— DIRECTIVE —
Restate the whole listing exactly.

□ □ □ □ □ □ □

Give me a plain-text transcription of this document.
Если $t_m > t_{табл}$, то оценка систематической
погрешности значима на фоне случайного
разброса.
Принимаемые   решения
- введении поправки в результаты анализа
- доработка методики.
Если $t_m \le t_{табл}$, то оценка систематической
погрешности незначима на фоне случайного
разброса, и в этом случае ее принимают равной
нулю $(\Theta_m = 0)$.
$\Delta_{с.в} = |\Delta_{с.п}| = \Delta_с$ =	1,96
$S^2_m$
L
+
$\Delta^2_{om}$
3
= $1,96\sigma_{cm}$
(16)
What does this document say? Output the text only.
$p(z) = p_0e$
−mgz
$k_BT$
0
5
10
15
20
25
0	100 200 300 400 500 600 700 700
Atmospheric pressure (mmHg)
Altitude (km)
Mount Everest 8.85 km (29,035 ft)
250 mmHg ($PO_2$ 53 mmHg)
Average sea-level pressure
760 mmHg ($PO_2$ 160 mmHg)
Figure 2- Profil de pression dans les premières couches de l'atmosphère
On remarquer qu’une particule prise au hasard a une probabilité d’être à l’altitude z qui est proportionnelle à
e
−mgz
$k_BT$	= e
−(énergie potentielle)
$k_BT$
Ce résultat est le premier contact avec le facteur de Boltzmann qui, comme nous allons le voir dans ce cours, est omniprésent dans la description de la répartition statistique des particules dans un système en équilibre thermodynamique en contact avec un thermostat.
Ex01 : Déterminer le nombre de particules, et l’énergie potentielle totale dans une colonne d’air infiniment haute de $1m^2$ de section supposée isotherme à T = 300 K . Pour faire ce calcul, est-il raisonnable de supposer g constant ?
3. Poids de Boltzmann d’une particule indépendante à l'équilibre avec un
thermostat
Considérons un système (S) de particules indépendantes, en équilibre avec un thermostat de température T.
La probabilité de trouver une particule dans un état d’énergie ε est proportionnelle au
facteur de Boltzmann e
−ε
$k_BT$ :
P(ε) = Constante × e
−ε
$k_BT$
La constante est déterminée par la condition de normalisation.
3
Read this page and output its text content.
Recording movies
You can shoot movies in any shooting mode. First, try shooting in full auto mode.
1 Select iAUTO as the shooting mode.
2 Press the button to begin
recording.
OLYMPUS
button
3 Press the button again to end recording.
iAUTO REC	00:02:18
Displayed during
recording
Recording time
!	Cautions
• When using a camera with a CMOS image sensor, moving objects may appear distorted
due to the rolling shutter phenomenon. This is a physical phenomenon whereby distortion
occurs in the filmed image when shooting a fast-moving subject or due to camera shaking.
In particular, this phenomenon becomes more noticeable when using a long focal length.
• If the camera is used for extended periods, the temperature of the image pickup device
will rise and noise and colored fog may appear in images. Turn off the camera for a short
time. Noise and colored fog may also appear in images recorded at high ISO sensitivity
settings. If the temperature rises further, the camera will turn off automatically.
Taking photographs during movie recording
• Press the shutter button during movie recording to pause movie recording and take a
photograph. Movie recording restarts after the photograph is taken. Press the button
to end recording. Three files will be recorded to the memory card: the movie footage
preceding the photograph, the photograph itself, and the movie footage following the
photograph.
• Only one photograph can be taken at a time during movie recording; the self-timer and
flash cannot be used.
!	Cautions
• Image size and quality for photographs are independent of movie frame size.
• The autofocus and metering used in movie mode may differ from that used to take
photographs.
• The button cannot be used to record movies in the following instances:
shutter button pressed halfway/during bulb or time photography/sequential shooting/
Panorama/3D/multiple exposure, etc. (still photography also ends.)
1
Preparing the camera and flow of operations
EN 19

□ □ □ □ □ □ □

— TASK ANSWER —
Give me a plain-text transcription of this document.
Если $t_m > t_{табл}$, то оценка систематической
погрешности значима на фоне случайного
разброса.
Принимаемые   решения
- введении поправки в результаты анализа
- доработка методики.
Если $t_m \le t_{табл}$, то оценка систематической
погрешности незначима на фоне случайного
разброса, и в этом случае ее принимают равной
нулю $(\Theta_m = 0)$.
$\Delta_{с.в} = |\Delta_{с.п}| = \Delta_с$ =	1,96
$S^2_m$
L
+
$\Delta^2_{om}$
3
= $1,96\sigma_{cm}$
(16)
What does this document say? Output the text only.
$p(z) = p_0e$
−mgz
$k_BT$
0
5
10
15
20
25
0	100 200 300 400 500 600 700 700
Atmospheric pressure (mmHg)
Altitude (km)
Mount Everest 8.85 km (29,035 ft)
250 mmHg ($PO_2$ 53 mmHg)
Average sea-level pressure
760 mmHg ($PO_2$ 160 mmHg)
Figure 2- Profil de pression dans les premières couches de l'atmosphère
On remarquer qu’une particule prise au hasard a une probabilité d’être à l’altitude z qui est proportionnelle à
e
−mgz
$k_BT$	= e
−(énergie potentielle)
$k_BT$
Ce résultat est le premier contact avec le facteur de Boltzmann qui, comme nous allons le voir dans ce cours, est omniprésent dans la description de la répartition statistique des particules dans un système en équilibre thermodynamique en contact avec un thermostat.
Ex01 : Déterminer le nombre de particules, et l’énergie potentielle totale dans une colonne d’air infiniment haute de $1m^2$ de section supposée isotherme à T = 300 K . Pour faire ce calcul, est-il raisonnable de supposer g constant ?
3. Poids de Boltzmann d’une particule indépendante à l'équilibre avec un
thermostat
Considérons un système (S) de particules indépendantes, en équilibre avec un thermostat de température T.
La probabilité de trouver une particule dans un état d’énergie ε est proportionnelle au
facteur de Boltzmann e
−ε
$k_BT$ :
P(ε) = Constante × e
−ε
$k_BT$
La constante est déterminée par la condition de normalisation.
3
Read this page and output its text content.
Recording movies
You can shoot movies in any shooting mode. First, try shooting in full auto mode.
1 Select iAUTO as the shooting mode.
2 Press the button to begin
recording.
OLYMPUS
button
3 Press the button again to end recording.
iAUTO REC	00:02:18
Displayed during
recording
Recording time
!	Cautions
• When using a camera with a CMOS image sensor, moving objects may appear distorted
due to the rolling shutter phenomenon. This is a physical phenomenon whereby distortion
occurs in the filmed image when shooting a fast-moving subject or due to camera shaking.
In particular, this phenomenon becomes more noticeable when using a long focal length.
• If the camera is used for extended periods, the temperature of the image pickup device
will rise and noise and colored fog may appear in images. Turn off the camera for a short
time. Noise and colored fog may also appear in images recorded at high ISO sensitivity
settings. If the temperature rises further, the camera will turn off automatically.
Taking photographs during movie recording
• Press the shutter button during movie recording to pause movie recording and take a
photograph. Movie recording restarts after the photograph is taken. Press the button
to end recording. Three files will be recorded to the memory card: the movie footage
preceding the photograph, the photograph itself, and the movie footage following the
photograph.
• Only one photograph can be taken at a time during movie recording; the self-timer and
flash cannot be used.
!	Cautions
• Image size and quality for photographs are independent of movie frame size.
• The autofocus and metering used in movie mode may differ from that used to take
photographs.
• The button cannot be used to record movies in the following instances:
shutter button pressed halfway/during bulb or time photography/sequential shooting/
Panorama/3D/multiple exposure, etc. (still photography also ends.)
1
Preparing the camera and flow of operations
EN 19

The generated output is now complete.